* _STATED PROBLEM_
Show only lines that include "this".

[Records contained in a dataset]

/---

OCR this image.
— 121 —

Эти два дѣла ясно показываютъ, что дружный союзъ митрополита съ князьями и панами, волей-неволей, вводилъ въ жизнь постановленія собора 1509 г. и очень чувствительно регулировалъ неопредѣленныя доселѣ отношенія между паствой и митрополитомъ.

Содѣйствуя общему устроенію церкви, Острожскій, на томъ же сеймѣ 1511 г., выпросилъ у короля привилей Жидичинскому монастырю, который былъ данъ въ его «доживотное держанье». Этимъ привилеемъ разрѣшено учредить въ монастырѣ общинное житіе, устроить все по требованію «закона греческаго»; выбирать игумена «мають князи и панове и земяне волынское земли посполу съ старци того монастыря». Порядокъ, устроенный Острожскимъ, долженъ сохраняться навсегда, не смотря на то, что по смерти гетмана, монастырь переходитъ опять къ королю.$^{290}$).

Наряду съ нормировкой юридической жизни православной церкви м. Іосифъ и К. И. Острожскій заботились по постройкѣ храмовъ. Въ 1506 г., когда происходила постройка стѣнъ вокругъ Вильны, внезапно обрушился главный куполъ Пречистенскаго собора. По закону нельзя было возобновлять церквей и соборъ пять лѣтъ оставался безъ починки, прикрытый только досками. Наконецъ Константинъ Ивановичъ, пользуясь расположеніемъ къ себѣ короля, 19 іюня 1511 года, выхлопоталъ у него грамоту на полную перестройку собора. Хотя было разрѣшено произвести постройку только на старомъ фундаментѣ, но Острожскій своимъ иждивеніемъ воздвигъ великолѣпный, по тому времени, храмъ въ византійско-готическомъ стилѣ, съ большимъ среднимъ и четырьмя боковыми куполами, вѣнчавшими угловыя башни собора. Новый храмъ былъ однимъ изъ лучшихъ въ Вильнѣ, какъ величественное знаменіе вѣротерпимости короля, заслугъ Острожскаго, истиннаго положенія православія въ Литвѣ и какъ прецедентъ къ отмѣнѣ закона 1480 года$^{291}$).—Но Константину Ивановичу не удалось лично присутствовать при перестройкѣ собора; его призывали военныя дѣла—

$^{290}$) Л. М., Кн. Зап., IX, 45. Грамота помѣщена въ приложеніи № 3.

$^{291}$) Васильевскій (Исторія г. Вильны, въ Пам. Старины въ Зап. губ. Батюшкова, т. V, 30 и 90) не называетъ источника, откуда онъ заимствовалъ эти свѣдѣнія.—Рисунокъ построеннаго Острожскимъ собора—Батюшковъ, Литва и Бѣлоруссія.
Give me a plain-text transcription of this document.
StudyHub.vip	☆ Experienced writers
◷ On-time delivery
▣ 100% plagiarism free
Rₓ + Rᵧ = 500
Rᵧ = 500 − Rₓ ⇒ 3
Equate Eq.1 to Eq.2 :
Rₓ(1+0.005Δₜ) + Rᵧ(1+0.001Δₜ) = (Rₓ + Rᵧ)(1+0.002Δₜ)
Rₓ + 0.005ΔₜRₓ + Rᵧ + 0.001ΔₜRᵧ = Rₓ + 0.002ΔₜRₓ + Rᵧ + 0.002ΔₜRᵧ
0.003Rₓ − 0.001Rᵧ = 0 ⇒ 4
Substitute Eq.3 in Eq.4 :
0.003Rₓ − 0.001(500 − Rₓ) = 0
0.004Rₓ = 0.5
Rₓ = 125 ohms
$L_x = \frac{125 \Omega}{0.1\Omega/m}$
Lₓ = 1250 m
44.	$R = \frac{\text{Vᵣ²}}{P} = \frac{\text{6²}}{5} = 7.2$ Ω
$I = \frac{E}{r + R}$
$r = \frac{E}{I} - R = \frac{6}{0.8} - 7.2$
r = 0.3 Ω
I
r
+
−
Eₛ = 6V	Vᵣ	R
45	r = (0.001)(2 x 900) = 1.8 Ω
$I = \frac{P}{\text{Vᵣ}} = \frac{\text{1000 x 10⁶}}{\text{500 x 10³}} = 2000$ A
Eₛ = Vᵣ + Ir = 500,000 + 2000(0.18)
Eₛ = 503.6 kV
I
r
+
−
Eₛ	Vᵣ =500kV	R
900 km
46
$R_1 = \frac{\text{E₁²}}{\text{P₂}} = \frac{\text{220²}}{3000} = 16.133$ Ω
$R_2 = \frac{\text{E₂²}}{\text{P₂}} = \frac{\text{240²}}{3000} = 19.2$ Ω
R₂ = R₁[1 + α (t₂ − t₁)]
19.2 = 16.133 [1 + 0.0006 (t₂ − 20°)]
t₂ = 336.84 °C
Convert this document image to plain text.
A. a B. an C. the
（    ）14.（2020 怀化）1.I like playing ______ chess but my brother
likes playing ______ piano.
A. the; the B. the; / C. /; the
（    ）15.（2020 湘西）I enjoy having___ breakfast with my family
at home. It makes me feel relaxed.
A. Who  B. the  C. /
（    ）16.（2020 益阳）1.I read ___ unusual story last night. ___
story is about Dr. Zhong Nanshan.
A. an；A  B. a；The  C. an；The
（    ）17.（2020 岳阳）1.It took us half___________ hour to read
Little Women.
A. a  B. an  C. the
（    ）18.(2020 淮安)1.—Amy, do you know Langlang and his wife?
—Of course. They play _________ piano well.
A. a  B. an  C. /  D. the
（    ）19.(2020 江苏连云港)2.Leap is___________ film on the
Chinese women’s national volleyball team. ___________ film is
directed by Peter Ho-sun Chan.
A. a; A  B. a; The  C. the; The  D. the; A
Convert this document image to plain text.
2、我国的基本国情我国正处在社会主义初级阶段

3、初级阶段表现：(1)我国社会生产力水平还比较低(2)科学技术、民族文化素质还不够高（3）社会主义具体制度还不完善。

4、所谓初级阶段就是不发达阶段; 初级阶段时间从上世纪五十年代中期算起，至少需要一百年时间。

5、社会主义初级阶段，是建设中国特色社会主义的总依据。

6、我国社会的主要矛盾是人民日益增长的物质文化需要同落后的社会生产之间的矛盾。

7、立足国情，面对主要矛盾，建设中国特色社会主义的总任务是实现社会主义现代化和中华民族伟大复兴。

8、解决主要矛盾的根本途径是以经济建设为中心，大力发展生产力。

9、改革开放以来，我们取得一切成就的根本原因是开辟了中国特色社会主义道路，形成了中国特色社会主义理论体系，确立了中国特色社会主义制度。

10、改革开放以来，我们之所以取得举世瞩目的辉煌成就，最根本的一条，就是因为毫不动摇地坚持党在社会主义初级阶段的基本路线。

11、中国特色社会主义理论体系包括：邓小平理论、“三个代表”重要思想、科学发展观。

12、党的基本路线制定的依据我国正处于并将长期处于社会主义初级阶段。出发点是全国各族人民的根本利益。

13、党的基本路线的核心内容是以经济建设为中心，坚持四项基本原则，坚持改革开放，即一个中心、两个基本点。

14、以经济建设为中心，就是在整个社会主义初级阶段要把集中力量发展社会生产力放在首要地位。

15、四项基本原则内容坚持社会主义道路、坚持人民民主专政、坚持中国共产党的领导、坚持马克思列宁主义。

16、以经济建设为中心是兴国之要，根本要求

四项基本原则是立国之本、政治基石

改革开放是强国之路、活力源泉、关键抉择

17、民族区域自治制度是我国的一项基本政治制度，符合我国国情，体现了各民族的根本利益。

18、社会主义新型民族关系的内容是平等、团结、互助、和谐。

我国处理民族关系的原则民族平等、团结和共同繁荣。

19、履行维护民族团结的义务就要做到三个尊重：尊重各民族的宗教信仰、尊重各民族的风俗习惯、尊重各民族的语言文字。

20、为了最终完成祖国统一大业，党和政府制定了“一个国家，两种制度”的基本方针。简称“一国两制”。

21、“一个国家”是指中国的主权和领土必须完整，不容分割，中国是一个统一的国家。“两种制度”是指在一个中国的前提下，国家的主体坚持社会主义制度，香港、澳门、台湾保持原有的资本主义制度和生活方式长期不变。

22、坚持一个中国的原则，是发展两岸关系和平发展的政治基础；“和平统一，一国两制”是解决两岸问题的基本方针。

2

\---

* _CORRECT OUTPUT_
OCR this image.
Give me a plain-text transcription of this document.
Convert this document image to plain text.
Convert this document image to plain text.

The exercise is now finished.